AIM OF THE TASK |
Pull out every line of the records that contains the string "Fernando", treating uppercase and lowercase as distinct.

— Start of SOURCE MATERIAL —

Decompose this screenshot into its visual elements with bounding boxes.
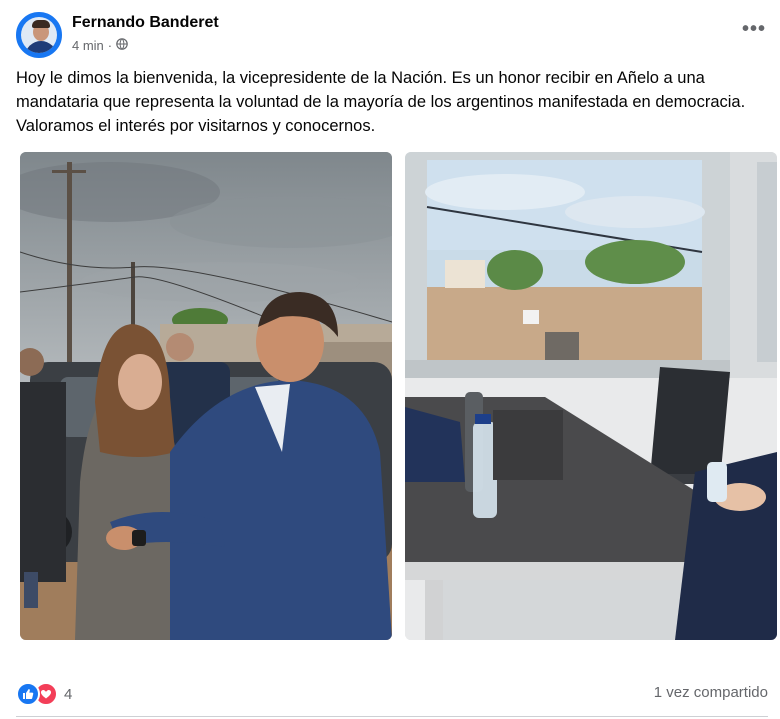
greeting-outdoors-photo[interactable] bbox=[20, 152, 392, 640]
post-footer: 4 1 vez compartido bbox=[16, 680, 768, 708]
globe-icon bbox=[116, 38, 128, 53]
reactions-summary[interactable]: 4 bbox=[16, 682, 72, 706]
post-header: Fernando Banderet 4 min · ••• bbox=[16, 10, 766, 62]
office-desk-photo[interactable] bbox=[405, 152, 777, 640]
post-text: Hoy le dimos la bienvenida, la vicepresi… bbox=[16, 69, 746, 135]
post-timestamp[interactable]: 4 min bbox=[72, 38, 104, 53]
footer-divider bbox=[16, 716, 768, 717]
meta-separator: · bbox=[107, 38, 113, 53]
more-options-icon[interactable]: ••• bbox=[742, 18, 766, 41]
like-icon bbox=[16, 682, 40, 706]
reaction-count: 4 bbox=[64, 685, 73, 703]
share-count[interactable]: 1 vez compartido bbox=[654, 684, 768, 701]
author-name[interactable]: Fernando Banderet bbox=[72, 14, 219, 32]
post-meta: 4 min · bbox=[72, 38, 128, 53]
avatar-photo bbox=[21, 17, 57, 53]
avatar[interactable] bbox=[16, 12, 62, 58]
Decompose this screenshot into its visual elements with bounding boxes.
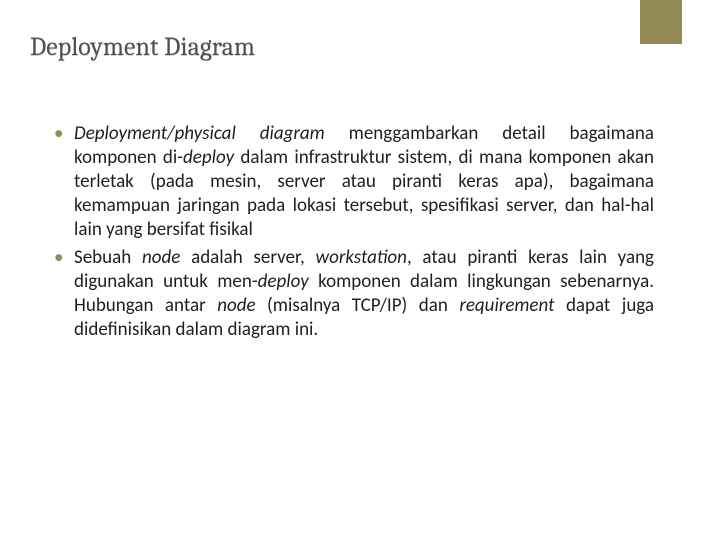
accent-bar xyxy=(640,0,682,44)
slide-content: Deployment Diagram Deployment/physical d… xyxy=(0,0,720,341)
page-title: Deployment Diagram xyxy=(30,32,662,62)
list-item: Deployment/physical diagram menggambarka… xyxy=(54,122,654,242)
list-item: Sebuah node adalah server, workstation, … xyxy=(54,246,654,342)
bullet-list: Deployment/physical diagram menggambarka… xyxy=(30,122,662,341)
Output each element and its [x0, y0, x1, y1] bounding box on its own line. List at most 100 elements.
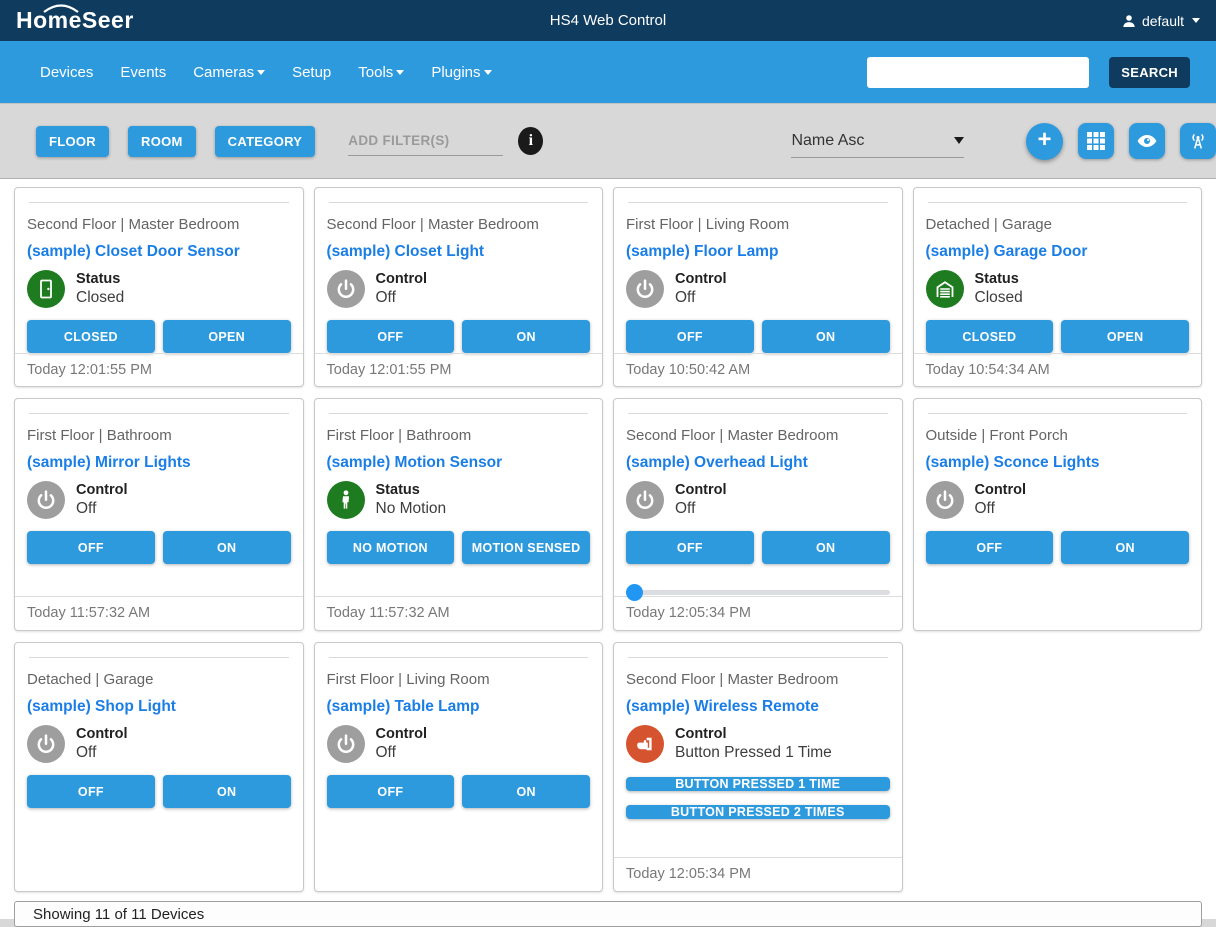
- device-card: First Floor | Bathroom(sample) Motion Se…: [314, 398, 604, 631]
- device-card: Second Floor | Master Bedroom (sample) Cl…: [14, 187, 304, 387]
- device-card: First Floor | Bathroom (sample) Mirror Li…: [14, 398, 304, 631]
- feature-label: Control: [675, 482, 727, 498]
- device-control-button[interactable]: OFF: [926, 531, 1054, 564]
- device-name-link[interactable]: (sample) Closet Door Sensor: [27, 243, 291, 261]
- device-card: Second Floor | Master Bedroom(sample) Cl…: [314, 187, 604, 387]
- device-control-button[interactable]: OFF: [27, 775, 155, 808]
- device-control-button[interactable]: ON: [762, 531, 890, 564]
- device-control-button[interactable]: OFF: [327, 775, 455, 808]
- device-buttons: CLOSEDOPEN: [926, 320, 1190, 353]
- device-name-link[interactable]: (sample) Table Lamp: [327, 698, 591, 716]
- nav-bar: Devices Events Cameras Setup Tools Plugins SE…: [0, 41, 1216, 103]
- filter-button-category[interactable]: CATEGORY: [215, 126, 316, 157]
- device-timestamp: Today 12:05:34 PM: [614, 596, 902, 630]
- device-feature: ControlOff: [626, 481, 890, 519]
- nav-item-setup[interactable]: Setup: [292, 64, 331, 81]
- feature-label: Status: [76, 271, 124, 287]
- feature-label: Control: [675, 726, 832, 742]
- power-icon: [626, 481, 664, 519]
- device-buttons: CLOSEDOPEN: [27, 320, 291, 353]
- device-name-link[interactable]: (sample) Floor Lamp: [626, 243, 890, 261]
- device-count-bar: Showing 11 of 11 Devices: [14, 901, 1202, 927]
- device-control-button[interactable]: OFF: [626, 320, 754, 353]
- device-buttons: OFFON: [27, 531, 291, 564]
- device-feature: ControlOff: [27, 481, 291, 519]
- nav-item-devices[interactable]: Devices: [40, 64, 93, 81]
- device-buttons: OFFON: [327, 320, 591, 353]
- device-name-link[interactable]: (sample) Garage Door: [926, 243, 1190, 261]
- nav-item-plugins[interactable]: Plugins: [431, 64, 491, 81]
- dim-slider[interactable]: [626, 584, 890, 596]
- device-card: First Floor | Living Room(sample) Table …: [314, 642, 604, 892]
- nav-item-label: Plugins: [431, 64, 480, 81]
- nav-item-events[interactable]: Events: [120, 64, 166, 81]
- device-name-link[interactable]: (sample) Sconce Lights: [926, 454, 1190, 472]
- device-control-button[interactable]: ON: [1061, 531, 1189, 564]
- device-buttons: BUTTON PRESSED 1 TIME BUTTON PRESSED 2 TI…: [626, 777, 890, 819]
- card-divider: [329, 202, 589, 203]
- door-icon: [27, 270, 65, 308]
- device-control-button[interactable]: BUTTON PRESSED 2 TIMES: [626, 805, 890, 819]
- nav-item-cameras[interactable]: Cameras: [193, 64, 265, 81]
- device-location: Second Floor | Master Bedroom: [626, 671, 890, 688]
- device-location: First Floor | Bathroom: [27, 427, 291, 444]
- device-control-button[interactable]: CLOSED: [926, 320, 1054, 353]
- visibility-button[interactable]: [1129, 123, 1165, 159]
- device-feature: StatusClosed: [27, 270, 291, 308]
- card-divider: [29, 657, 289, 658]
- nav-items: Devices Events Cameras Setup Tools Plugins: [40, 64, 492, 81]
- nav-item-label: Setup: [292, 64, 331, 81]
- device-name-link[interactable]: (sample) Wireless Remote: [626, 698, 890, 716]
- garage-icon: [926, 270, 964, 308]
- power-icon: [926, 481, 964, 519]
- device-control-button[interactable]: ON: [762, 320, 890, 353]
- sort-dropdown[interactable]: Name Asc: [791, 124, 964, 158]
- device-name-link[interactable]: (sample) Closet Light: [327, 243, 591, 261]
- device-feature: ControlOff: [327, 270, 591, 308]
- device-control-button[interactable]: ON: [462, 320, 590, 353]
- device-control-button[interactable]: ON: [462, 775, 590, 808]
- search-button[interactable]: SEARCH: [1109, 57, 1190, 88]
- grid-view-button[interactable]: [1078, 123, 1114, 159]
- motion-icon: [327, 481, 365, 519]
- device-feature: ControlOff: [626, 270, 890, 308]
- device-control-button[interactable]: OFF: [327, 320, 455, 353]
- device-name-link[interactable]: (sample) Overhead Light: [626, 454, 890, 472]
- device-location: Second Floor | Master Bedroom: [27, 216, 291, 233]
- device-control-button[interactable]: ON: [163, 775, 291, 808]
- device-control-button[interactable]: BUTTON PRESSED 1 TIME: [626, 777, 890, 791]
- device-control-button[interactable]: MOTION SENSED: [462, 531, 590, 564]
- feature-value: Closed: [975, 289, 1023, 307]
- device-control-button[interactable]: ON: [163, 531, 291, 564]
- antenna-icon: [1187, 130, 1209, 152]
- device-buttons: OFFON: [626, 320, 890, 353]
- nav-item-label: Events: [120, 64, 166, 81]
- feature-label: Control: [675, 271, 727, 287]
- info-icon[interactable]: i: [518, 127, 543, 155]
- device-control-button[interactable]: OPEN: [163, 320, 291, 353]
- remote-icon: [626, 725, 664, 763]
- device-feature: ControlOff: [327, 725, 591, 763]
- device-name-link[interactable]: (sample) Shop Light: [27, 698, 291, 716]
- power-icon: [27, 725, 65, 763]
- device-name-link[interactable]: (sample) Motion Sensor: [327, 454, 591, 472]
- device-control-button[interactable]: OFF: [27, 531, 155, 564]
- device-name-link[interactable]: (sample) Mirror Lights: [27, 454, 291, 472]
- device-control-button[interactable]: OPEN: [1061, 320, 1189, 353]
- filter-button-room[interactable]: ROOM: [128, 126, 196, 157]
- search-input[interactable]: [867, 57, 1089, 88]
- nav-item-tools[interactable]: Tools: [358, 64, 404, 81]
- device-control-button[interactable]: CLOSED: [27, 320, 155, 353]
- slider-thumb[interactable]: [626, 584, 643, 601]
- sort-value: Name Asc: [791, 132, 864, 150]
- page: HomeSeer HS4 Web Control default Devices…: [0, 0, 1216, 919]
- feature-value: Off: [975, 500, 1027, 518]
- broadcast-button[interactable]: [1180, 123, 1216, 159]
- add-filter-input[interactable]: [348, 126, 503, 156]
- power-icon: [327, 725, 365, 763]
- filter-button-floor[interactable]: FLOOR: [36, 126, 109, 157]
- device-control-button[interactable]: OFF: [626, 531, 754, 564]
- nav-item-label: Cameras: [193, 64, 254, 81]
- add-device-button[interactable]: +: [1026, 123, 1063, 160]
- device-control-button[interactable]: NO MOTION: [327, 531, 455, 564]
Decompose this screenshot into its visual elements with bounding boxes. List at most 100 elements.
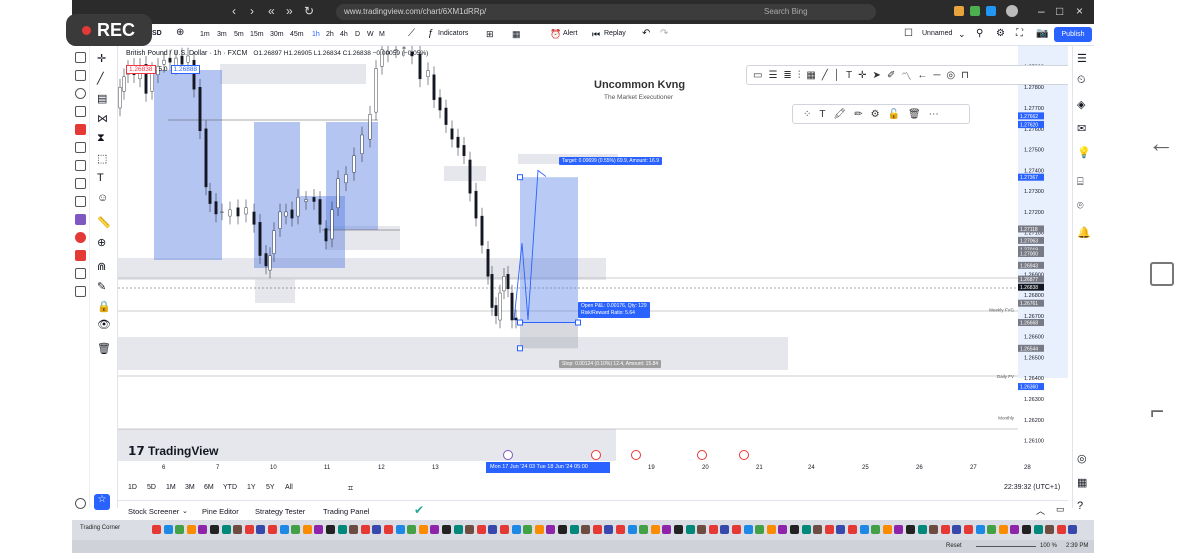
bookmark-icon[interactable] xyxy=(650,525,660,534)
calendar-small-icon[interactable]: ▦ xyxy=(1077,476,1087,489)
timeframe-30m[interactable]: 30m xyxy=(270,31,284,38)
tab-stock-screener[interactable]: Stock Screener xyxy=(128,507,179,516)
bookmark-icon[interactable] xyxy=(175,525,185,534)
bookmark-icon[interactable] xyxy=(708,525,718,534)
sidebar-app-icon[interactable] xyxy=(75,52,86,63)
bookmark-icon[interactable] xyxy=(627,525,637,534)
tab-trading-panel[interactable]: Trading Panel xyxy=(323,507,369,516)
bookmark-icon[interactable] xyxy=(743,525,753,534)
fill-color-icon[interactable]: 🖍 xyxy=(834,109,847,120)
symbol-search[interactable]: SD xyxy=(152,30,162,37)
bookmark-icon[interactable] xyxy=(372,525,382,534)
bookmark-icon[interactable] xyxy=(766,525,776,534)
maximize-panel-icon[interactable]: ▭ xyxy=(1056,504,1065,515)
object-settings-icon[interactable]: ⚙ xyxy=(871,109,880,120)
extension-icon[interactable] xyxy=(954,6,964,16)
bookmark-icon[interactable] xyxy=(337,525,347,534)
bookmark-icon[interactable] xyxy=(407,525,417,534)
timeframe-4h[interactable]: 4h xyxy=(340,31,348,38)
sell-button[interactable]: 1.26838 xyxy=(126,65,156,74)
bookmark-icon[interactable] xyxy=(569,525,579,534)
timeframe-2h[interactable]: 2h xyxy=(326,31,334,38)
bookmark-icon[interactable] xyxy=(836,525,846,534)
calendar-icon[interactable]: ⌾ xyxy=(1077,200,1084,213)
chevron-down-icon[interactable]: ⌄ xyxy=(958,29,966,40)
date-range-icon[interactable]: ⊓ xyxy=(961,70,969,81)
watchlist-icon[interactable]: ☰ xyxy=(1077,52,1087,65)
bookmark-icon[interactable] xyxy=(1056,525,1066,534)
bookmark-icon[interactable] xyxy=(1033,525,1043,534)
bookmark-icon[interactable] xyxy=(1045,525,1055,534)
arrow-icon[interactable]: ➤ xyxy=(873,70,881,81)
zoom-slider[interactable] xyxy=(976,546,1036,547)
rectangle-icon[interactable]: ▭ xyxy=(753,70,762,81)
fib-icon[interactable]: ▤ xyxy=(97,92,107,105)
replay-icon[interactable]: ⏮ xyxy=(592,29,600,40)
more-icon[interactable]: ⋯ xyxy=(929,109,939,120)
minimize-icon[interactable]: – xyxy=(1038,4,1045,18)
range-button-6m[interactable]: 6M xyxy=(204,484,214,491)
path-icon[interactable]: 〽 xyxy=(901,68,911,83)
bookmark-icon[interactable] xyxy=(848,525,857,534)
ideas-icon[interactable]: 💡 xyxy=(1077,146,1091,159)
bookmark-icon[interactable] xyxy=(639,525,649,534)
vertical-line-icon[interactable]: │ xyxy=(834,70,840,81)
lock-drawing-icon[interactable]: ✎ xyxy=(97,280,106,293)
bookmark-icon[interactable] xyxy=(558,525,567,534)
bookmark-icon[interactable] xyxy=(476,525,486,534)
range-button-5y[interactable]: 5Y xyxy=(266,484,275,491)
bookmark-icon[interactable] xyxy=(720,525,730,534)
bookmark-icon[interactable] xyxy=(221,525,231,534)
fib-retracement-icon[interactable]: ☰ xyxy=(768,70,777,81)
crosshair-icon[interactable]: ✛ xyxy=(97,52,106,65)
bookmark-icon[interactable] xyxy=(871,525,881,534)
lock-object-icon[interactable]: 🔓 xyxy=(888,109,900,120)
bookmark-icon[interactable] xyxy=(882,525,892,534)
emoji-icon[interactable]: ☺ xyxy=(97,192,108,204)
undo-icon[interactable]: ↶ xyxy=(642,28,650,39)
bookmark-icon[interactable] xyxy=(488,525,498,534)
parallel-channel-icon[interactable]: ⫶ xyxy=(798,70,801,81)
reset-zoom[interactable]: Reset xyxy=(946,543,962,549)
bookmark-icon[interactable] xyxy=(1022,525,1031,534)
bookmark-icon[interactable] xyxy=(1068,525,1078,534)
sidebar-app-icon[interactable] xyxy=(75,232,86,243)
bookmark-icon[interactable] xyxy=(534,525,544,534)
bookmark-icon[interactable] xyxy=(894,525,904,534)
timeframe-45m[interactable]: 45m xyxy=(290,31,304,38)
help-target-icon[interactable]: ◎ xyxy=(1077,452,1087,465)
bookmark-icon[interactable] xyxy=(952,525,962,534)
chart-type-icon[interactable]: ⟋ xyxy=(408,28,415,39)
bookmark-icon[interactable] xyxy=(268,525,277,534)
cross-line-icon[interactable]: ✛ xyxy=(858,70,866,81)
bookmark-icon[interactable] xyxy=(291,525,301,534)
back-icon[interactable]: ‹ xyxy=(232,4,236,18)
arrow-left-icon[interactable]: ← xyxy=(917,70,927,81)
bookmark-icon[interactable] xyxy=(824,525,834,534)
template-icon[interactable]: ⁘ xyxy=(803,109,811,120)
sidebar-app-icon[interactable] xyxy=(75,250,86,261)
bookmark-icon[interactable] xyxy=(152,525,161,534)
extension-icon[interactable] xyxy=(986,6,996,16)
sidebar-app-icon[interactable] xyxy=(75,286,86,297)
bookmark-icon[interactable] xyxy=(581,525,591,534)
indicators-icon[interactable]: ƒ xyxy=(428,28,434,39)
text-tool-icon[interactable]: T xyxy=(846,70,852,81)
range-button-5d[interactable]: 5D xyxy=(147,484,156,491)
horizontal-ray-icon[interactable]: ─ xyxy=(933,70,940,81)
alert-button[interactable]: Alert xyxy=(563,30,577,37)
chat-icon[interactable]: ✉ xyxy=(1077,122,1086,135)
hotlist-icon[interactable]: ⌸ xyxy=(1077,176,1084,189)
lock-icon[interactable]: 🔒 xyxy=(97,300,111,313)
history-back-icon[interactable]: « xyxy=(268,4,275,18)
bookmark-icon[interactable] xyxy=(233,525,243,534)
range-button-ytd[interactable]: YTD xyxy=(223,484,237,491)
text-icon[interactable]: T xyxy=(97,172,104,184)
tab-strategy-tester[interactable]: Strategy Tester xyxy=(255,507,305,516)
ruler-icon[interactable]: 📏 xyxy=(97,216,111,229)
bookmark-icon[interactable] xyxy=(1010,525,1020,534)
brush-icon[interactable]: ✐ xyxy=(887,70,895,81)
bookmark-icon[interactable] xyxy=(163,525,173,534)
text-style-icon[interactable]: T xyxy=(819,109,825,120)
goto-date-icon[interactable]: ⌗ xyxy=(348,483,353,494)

— End of SOURCE MATERIAL —

PROBLEM SOLUTION |
post-header: Fernando Banderet 4 min · ••• bbox=[16, 10, 766, 62]
author-name[interactable]: Fernando Banderet bbox=[72, 14, 219, 32]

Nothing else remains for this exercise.